__Written request 1__: Can you copy word for word the part of the Vozara Detention Center account that opens with the words containing "It seems like" and closes with "veiled girl responded."?

__Text__:
Thursday 10 May 2007


By: Zeinab Peyqambarzadeh

Note: Zeinab Peyqambarzadeh was the first member of the Campaign to be arrested. She was arrested on Friday December 22, 2006 while distributing pamphlets on the metro and taken to Vozara Detention Center. She was subsequently released after spending 5 days in detention. Zeinab has since been arrested on two other occasions. She was among the 33 women arrested in front of the Revolutionary Courts in early April. In relation to this case, Zeinab was summoned to the Revolutionary Courts on May 7, and was arrested due to the fact that she was unable to post a bail of 20 Million Tomans. She is currently being held in Ward 3 of Evin prison. Zeinab wrote the following article based on her experience in Vozara detention center. Zeinab is also among many students whose registration at University has been suspended due to social and political activities. She is currently suspended from University but hopes to reenroll next term.

It seems like yesterday, but it was three years ago. “Who knows where Vozara Detention Center is?” asked my social science professor. “It is for holding those charged with corruption,” a veiled girl responded.

As usual, our professor began joking with the class. “Oh, so you have confessed. How long were you there?” The veiled girl tried to explain that her house was close to this detention center, but the Professor continued his banter. Afterwards, he began to tell us about the results of a research project he was engaged in, which examined the reaction of families whose daughters, accused of illicit sexual relations, had ended up at Vozara Detention Center. In those days, Vozara was unfamiliar to me and even its name seemed strange, but today, it is a place I know well and even at times I find myself missing it—missing the friends that I have made there and missing the invaluable experiences I gained during my stays in detention.

The first time I was taken to Vozara Detention Center was in December 2006. My crime was unusual and unfamiliar to the guards and inmates alike—the crime of actions against national security. This crime and the charge was so strange in fact that young soldier responsible for completing my admittance form, assumed that he was supposed to identify me as a runaway girl or one accused of having extramarital and illicit sexual relations. It was difficult for this young man to even spell correctly the term of “Against” [Aleyh in Farsi]. But today, given the repeated arrests of women’s rights activists, specifically in March and April, this charge, and the crime which we are accused of committing, has become commonly known among the staff at Vozara and the inmates alike. Prisoners and guards endearingly refer to us as “actors” for having acted against national security.

[Element boundary entries]
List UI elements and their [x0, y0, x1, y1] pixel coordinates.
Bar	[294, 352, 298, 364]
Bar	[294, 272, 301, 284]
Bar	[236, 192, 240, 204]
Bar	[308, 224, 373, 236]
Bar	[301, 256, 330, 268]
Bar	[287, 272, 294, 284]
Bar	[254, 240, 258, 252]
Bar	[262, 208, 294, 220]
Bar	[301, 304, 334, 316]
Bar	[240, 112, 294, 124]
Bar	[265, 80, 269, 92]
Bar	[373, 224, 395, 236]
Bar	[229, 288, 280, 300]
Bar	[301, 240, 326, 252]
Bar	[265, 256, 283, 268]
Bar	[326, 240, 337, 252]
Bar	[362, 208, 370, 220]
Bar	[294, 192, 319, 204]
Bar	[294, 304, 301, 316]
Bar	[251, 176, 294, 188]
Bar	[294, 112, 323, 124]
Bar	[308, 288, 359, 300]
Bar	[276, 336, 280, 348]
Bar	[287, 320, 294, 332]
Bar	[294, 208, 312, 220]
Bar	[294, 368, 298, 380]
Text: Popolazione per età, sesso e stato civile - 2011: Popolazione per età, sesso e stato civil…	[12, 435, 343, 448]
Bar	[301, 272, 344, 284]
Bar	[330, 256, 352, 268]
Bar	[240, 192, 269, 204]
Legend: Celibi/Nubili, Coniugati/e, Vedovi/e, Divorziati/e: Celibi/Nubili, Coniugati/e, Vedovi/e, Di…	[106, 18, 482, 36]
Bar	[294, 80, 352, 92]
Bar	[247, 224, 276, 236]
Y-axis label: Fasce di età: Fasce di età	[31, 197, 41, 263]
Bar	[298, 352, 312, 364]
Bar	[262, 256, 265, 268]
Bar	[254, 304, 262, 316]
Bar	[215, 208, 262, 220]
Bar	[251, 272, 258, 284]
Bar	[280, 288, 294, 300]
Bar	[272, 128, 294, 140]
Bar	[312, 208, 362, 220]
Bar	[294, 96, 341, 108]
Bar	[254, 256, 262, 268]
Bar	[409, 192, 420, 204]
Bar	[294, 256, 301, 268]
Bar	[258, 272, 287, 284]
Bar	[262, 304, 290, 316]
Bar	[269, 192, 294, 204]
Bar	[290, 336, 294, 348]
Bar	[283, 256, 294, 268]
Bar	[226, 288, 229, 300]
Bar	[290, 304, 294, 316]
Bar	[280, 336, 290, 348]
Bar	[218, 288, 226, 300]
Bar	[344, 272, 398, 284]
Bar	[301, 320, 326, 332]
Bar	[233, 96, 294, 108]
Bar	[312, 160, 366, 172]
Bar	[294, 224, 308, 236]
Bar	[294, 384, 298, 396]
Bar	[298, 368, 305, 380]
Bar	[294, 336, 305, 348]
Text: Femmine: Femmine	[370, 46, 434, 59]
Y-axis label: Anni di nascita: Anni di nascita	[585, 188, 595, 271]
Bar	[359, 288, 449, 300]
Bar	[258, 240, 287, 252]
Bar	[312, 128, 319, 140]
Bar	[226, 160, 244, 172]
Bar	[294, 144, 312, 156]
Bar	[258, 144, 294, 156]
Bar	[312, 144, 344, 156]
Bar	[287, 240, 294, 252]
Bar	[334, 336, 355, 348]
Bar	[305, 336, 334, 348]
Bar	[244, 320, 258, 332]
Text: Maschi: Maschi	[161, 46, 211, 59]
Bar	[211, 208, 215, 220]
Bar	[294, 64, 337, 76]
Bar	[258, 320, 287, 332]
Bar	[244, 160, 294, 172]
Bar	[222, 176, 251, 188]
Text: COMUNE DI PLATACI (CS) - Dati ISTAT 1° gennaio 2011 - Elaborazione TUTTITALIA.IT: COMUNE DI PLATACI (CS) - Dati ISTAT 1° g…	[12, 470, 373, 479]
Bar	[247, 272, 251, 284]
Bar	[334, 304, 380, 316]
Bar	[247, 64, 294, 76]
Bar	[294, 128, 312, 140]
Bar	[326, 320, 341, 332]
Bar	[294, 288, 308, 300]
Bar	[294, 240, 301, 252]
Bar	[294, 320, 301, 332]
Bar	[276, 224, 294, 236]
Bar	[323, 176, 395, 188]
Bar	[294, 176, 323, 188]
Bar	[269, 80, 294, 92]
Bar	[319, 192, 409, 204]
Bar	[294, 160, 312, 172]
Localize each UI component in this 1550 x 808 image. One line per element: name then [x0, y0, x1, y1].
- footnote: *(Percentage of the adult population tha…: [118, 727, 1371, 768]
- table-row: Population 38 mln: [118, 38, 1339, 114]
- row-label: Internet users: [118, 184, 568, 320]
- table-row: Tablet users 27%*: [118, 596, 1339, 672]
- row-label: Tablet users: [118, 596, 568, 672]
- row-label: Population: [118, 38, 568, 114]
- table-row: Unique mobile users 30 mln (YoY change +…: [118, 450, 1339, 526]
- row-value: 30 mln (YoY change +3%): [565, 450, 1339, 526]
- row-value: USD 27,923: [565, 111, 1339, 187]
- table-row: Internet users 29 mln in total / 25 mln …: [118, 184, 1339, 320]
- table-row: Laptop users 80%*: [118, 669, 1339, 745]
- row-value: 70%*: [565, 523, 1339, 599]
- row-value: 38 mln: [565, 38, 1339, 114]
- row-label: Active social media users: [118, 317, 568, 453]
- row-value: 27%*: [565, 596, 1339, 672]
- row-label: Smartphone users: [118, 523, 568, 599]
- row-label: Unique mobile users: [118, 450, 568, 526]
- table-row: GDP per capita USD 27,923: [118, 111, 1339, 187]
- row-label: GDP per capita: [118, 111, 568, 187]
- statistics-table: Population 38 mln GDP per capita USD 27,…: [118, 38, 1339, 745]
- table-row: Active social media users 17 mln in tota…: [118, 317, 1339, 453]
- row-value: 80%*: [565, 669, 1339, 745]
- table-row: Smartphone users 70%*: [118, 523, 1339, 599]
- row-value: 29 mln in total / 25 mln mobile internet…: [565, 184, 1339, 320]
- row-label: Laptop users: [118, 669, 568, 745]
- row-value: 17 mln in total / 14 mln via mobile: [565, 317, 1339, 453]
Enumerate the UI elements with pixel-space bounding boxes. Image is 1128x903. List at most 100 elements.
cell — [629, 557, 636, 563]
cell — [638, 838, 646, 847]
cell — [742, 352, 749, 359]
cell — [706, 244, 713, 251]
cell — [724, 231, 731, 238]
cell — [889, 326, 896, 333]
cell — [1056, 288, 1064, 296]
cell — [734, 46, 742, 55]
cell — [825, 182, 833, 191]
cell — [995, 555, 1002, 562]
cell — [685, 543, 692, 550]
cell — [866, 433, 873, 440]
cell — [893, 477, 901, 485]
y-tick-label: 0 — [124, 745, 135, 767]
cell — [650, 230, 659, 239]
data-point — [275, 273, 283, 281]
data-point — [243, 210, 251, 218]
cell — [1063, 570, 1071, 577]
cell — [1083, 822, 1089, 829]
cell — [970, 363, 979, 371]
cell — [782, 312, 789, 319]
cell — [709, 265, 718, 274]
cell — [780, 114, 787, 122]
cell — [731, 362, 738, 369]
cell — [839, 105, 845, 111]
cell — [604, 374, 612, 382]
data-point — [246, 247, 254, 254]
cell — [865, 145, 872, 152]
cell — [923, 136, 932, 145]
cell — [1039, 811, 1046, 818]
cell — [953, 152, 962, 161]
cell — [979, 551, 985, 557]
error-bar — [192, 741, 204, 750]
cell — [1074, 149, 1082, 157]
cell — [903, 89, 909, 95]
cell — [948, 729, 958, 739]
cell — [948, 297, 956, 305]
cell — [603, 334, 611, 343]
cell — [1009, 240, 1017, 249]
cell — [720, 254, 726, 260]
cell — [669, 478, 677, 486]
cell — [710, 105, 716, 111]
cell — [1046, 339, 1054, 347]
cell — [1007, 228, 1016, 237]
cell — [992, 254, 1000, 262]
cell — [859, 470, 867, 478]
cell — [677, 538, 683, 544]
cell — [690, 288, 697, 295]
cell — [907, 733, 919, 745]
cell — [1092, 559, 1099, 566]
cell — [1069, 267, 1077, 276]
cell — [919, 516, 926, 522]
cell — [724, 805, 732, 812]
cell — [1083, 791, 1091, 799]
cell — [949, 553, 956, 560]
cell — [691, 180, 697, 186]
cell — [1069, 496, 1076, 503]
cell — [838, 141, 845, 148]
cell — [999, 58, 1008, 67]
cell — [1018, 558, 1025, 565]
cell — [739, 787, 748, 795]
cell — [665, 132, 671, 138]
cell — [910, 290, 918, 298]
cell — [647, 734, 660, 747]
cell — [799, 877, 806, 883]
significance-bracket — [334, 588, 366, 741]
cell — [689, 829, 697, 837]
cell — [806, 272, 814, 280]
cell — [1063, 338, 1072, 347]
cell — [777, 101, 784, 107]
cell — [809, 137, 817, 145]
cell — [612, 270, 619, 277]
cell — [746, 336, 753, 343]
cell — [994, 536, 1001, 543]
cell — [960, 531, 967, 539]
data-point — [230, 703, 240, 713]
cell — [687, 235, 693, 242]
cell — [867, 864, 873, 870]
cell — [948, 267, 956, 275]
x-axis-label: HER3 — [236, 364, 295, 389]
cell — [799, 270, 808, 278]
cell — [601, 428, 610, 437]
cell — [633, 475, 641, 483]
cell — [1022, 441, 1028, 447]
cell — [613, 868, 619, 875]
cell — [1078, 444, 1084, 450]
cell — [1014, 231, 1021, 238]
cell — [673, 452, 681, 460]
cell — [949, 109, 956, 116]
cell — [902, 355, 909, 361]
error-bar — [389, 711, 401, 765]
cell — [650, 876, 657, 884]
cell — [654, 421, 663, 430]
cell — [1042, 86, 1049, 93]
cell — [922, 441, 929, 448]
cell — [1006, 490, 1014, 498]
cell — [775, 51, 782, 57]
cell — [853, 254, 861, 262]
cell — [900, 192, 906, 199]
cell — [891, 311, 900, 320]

__Written request 2__: Could you quote the entries, unchanged, from their first line through the line containing "128, 294, 140]"?

__Written reply 1__:
It seems like yesterday, but it was three years ago. “Who knows where Vozara Detention Center is?” asked my social science professor. “It is for holding those charged with corruption,” a veiled girl responded.

__Written reply 2__:
List UI elements and their [x0, y0, x1, y1] pixel coordinates.
Bar	[294, 352, 298, 364]
Bar	[294, 272, 301, 284]
Bar	[236, 192, 240, 204]
Bar	[308, 224, 373, 236]
Bar	[301, 256, 330, 268]
Bar	[287, 272, 294, 284]
Bar	[254, 240, 258, 252]
Bar	[262, 208, 294, 220]
Bar	[301, 304, 334, 316]
Bar	[240, 112, 294, 124]
Bar	[265, 80, 269, 92]
Bar	[373, 224, 395, 236]
Bar	[229, 288, 280, 300]
Bar	[301, 240, 326, 252]
Bar	[265, 256, 283, 268]
Bar	[326, 240, 337, 252]
Bar	[362, 208, 370, 220]
Bar	[294, 192, 319, 204]
Bar	[294, 304, 301, 316]
Bar	[251, 176, 294, 188]
Bar	[294, 112, 323, 124]
Bar	[308, 288, 359, 300]
Bar	[276, 336, 280, 348]
Bar	[287, 320, 294, 332]
Bar	[294, 208, 312, 220]
Bar	[294, 368, 298, 380]
Text: Popolazione per età, sesso e stato civile - 2011: Popolazione per età, sesso e stato civil…	[12, 435, 343, 448]
Bar	[301, 272, 344, 284]
Bar	[330, 256, 352, 268]
Bar	[240, 192, 269, 204]
Legend: Celibi/Nubili, Coniugati/e, Vedovi/e, Divorziati/e: Celibi/Nubili, Coniugati/e, Vedovi/e, Di…	[106, 18, 482, 36]
Bar	[294, 80, 352, 92]
Bar	[247, 224, 276, 236]
Y-axis label: Fasce di età: Fasce di età	[31, 197, 41, 263]
Bar	[298, 352, 312, 364]
Bar	[262, 256, 265, 268]
Bar	[254, 304, 262, 316]
Bar	[215, 208, 262, 220]
Bar	[251, 272, 258, 284]
Bar	[280, 288, 294, 300]
Bar	[272, 128, 294, 140]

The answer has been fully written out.